* Exercise
Show every line where "JSON" occurs.
[Begin]
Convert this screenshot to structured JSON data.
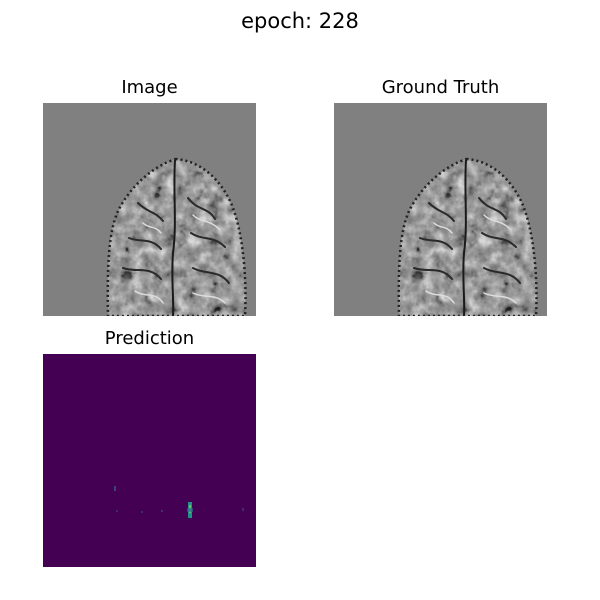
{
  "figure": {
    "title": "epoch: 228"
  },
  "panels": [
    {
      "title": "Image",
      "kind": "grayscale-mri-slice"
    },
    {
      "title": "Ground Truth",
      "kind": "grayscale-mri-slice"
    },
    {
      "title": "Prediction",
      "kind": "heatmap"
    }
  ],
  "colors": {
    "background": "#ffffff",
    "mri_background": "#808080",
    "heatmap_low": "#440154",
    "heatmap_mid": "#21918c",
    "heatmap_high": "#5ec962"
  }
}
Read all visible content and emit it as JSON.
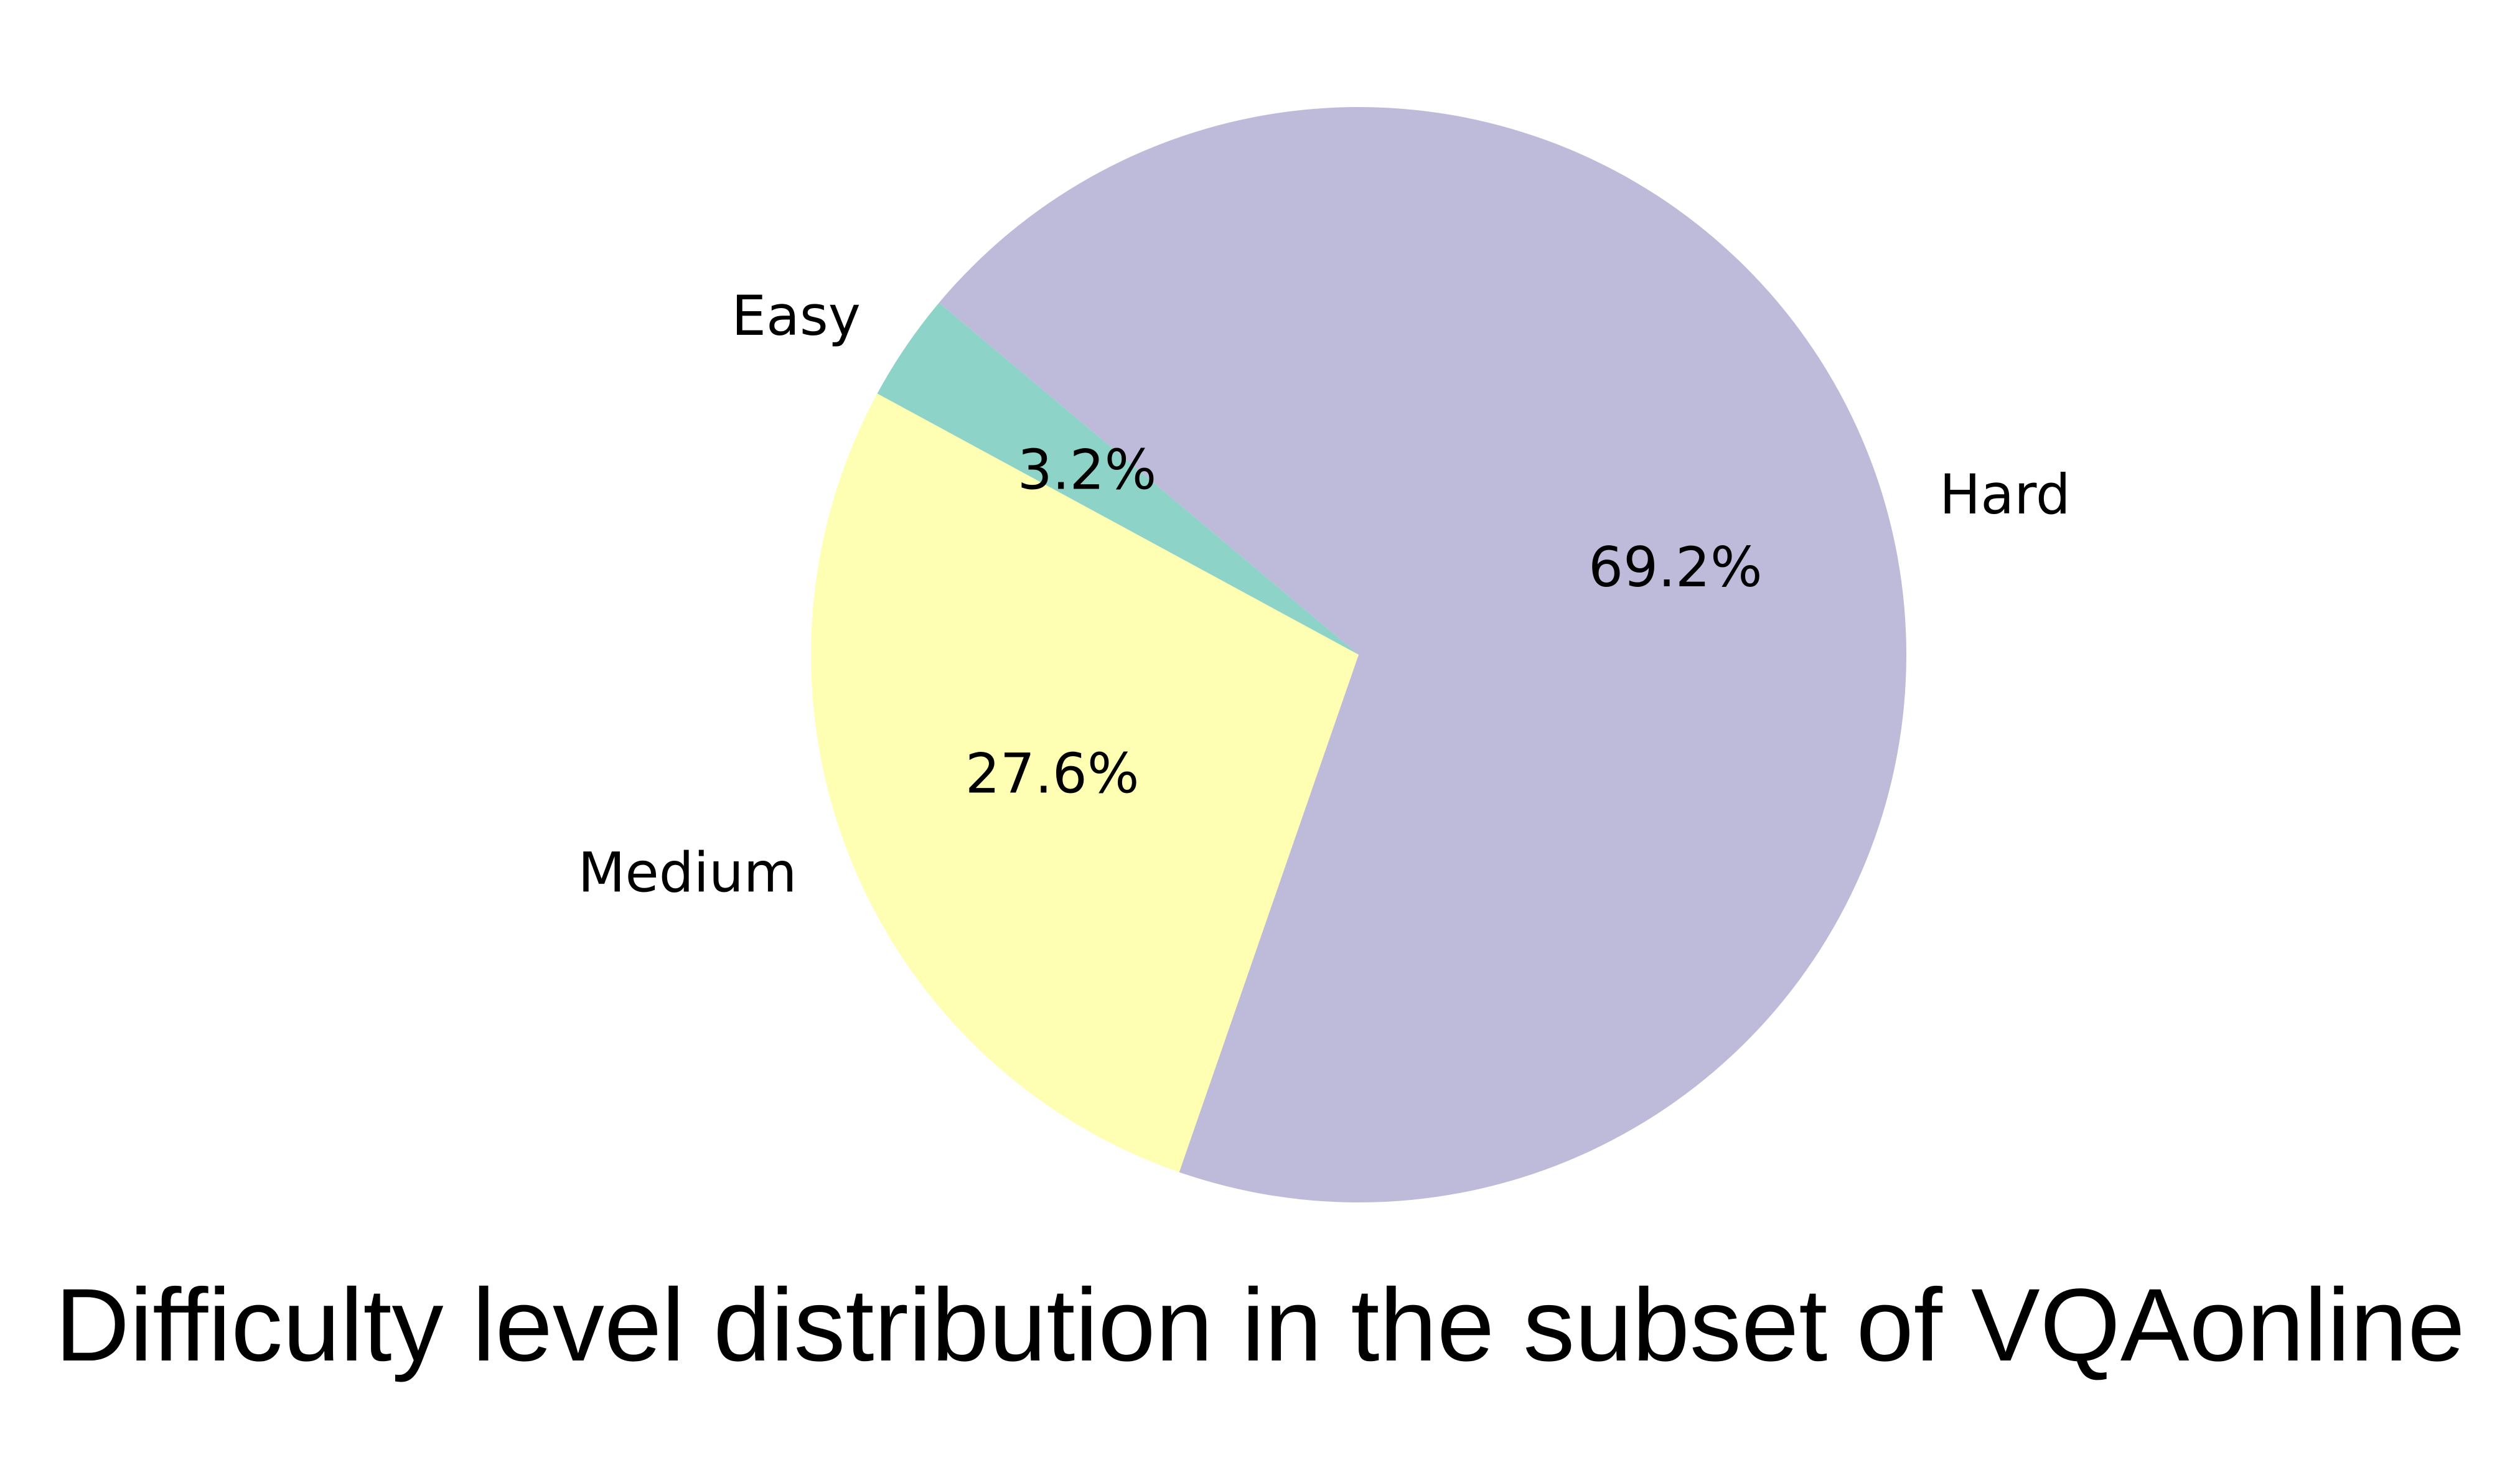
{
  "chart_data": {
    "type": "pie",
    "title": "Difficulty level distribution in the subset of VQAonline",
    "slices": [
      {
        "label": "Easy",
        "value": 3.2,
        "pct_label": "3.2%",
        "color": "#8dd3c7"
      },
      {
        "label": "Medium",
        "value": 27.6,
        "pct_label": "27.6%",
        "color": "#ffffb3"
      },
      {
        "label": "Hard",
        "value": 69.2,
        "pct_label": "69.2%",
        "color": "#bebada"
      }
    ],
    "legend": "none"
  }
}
[End]
* Reply
Convert this screenshot to structured JSON data.
Read all visible content and emit it as JSON.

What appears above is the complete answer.